Challenge >> Leave out the pictures and repeat everything else in the records exactly.

Dataset content >>
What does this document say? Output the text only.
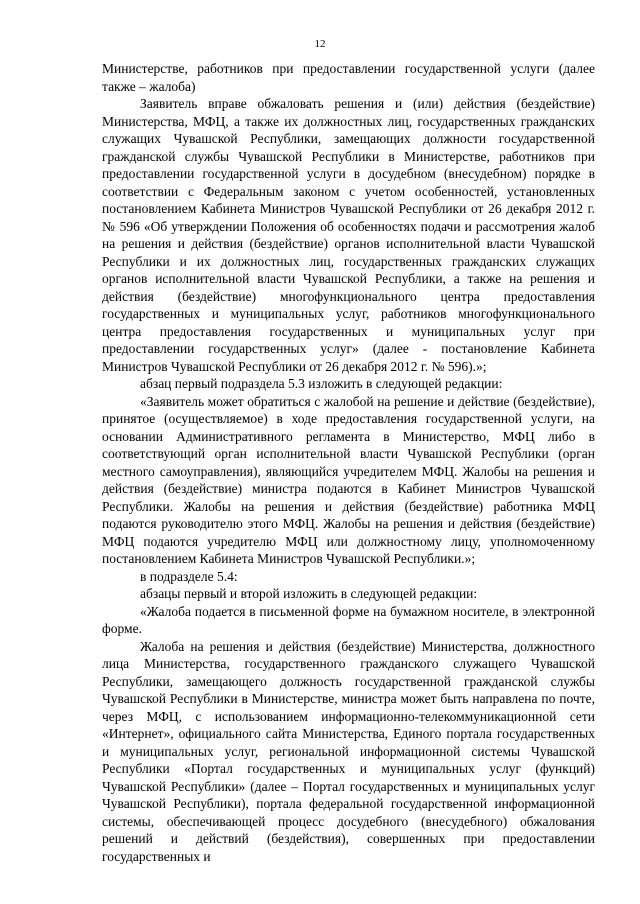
12

Министерстве, работников при предоставлении государственной услуги (далее также – жалоба)

Заявитель вправе обжаловать решения и (или) действия (бездействие) Министерства, МФЦ, а также их должностных лиц, государственных гражданских служащих Чувашской Республики, замещающих должности государственной гражданской службы Чувашской Республики в Министерстве, работников при предоставлении государственной услуги в досудебном (внесудебном) порядке в соответствии с Федеральным законом с учетом особенностей, установленных постановлением Кабинета Министров Чувашской Республики от 26 декабря 2012 г. № 596 «Об утверждении Положения об особенностях подачи и рассмотрения жалоб на решения и действия (бездействие) органов исполнительной власти Чувашской Республики и их должностных лиц, государственных гражданских служащих органов исполнительной власти Чувашской Республики, а также на решения и действия (бездействие) многофункционального центра предоставления государственных и муниципальных услуг, работников многофункционального центра предоставления государственных и муниципальных услуг при предоставлении государственных услуг» (далее - постановление Кабинета Министров Чувашской Республики от 26 декабря 2012 г. № 596).»;

абзац первый подраздела 5.3 изложить в следующей редакции:

«Заявитель может обратиться с жалобой на решение и действие (бездействие), принятое (осуществляемое) в ходе предоставления государственной услуги, на основании Административного регламента в Министерство, МФЦ либо в соответствующий орган исполнительной власти Чувашской Республики (орган местного самоуправления), являющийся учредителем МФЦ. Жалобы на решения и действия (бездействие) министра подаются в Кабинет Министров Чувашской Республики. Жалобы на решения и действия (бездействие) работника МФЦ подаются руководителю этого МФЦ. Жалобы на решения и действия (бездействие) МФЦ подаются учредителю МФЦ или должностному лицу, уполномоченному постановлением Кабинета Министров Чувашской Республики.»;

в подразделе 5.4:

абзацы первый и второй изложить в следующей редакции:

«Жалоба подается в письменной форме на бумажном носителе, в электронной форме.

Жалоба на решения и действия (бездействие) Министерства, должностного лица Министерства, государственного гражданского служащего Чувашской Республики, замещающего должность государственной гражданской службы Чувашской Республики в Министерстве, министра может быть направлена по почте, через МФЦ, с использованием информационно-телекоммуникационной сети «Интернет», официального сайта Министерства, Единого портала государственных и муниципальных услуг, региональной информационной системы Чувашской Республики «Портал государственных и муниципальных услуг (функций) Чувашской Республики» (далее – Портал государственных и муниципальных услуг Чувашской Республики), портала федеральной государственной информационной системы, обеспечивающей процесс досудебного (внесудебного) обжалования решений и действий (бездействия), совершенных при предоставлении государственных и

Final result >>
What does this document say? Output the text only.
12

Министерстве, работников при предоставлении государственной услуги (далее также – жалоба)

Заявитель вправе обжаловать решения и (или) действия (бездействие) Министерства, МФЦ, а также их должностных лиц, государственных гражданских служащих Чувашской Республики, замещающих должности государственной гражданской службы Чувашской Республики в Министерстве, работников при предоставлении государственной услуги в досудебном (внесудебном) порядке в соответствии с Федеральным законом с учетом особенностей, установленных постановлением Кабинета Министров Чувашской Республики от 26 декабря 2012 г. № 596 «Об утверждении Положения об особенностях подачи и рассмотрения жалоб на решения и действия (бездействие) органов исполнительной власти Чувашской Республики и их должностных лиц, государственных гражданских служащих органов исполнительной власти Чувашской Республики, а также на решения и действия (бездействие) многофункционального центра предоставления государственных и муниципальных услуг, работников многофункционального центра предоставления государственных и муниципальных услуг при предоставлении государственных услуг» (далее - постановление Кабинета Министров Чувашской Республики от 26 декабря 2012 г. № 596).»;

абзац первый подраздела 5.3 изложить в следующей редакции:

«Заявитель может обратиться с жалобой на решение и действие (бездействие), принятое (осуществляемое) в ходе предоставления государственной услуги, на основании Административного регламента в Министерство, МФЦ либо в соответствующий орган исполнительной власти Чувашской Республики (орган местного самоуправления), являющийся учредителем МФЦ. Жалобы на решения и действия (бездействие) министра подаются в Кабинет Министров Чувашской Республики. Жалобы на решения и действия (бездействие) работника МФЦ подаются руководителю этого МФЦ. Жалобы на решения и действия (бездействие) МФЦ подаются учредителю МФЦ или должностному лицу, уполномоченному постановлением Кабинета Министров Чувашской Республики.»;

в подразделе 5.4:

абзацы первый и второй изложить в следующей редакции:

«Жалоба подается в письменной форме на бумажном носителе, в электронной форме.

Жалоба на решения и действия (бездействие) Министерства, должностного лица Министерства, государственного гражданского служащего Чувашской Республики, замещающего должность государственной гражданской службы Чувашской Республики в Министерстве, министра может быть направлена по почте, через МФЦ, с использованием информационно-телекоммуникационной сети «Интернет», официального сайта Министерства, Единого портала государственных и муниципальных услуг, региональной информационной системы Чувашской Республики «Портал государственных и муниципальных услуг (функций) Чувашской Республики» (далее – Портал государственных и муниципальных услуг Чувашской Республики), портала федеральной государственной информационной системы, обеспечивающей процесс досудебного (внесудебного) обжалования решений и действий (бездействия), совершенных при предоставлении государственных и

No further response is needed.